## Text to read
"""

Those smart vacs might be good at picking up dirt but they're not always so smart when it comes to getting out of tight places.

So how do you keep your robotic vacuum from wandering into uncharted territory? Consumer Reports testers have some advice.

Some robotic vacuums come with magnetic strips that you place along doorways to keep the robot from crossing. Others come with a device that creates a virtual boundary using infrared beams to keep the robot in or out. And more models come with an app that lets you create boundaries with a swipe of your finger.

Some other ways to keep a robot from roaming? The docking station should be placed against a wall with a couple of feet of open space around it. If you move the station, the robot may have difficulty finding it and could wander around your house until its battery dies.

"""

## Given exercise 1
Copy the passage on robotic vacuums from "Those smart vacs" to "of your finger.", word for word.
## Given exercise 2
Continue the passage on robotic vacuums, picking up right after its final sentence.

## Stored rows
"""

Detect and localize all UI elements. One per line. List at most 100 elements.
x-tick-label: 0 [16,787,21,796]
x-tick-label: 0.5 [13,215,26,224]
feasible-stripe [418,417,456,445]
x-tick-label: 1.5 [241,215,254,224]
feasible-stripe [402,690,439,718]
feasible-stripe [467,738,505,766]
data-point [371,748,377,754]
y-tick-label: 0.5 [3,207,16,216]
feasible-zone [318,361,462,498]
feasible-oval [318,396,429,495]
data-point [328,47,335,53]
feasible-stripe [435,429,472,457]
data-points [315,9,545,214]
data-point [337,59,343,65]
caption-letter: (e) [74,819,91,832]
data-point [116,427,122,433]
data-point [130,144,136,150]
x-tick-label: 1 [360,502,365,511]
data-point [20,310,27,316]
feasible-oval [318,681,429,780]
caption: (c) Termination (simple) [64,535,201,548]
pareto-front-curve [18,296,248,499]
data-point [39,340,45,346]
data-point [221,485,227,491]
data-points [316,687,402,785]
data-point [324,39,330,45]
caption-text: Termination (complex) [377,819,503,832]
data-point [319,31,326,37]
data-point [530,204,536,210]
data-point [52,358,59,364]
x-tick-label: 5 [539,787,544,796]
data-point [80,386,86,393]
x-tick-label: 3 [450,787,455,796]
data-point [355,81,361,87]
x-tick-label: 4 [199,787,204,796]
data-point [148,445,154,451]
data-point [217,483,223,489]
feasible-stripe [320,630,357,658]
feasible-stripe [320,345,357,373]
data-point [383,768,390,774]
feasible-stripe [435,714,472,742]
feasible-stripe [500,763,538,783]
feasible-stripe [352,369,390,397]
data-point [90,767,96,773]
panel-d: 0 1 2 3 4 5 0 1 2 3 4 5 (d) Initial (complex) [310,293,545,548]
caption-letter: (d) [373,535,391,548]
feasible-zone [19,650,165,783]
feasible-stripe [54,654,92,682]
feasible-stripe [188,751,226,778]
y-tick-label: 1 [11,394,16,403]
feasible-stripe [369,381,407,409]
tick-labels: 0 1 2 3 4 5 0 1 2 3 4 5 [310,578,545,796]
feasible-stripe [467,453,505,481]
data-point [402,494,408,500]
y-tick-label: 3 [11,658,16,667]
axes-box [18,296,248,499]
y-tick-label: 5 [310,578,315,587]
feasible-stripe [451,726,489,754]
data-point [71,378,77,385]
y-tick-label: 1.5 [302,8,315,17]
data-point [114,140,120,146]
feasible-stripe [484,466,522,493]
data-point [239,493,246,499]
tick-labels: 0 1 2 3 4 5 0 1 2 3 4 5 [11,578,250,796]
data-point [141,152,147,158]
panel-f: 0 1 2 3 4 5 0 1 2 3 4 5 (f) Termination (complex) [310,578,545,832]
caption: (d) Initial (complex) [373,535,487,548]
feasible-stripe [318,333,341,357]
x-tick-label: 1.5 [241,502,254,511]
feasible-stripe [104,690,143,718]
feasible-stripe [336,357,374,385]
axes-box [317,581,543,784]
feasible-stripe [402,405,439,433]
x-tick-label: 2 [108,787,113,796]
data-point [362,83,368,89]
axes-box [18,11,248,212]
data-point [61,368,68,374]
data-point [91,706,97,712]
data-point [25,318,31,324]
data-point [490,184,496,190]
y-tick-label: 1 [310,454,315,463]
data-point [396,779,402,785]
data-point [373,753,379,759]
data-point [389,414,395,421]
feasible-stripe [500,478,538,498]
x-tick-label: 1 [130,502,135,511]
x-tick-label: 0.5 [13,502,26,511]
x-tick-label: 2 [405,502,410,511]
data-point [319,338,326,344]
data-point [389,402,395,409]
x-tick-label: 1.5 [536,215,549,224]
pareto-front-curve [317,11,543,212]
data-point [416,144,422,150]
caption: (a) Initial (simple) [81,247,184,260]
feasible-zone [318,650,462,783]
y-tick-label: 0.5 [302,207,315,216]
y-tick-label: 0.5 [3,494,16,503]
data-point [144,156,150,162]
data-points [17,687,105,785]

"""

## Right answer 1
Those smart vacs might be good at picking up dirt but they're not always so smart when it comes to getting out of tight places.

So how do you keep your robotic vacuum from wandering into uncharted territory? Consumer Reports testers have some advice.

Some robotic vacuums come with magnetic strips that you place along doorways to keep the robot from crossing. Others come with a device that creates a virtual boundary using infrared beams to keep the robot in or out. And more models come with an app that lets you create boundaries with a swipe of your finger.

## Right answer 2
CR tests the ability of robotic vacuums to pass over rug fringe without getting tangled. But thick bathroom mats should be avoided.

Even pros can find a glitch by chance. A CR tester noticed that one model was missing from its dock every morning. It turns out the robot was unintentionally set to clean every morning at 4 o’clock. But all it took to get it back on schedule were a couple of clicks on the remote.

Consumer Reports suggests that the first time you use a robotic vacuum, watch it as it roams around your house. It’s the best way to notice obstacles, like cords it might get caught in or low furniture it might have trouble navigating.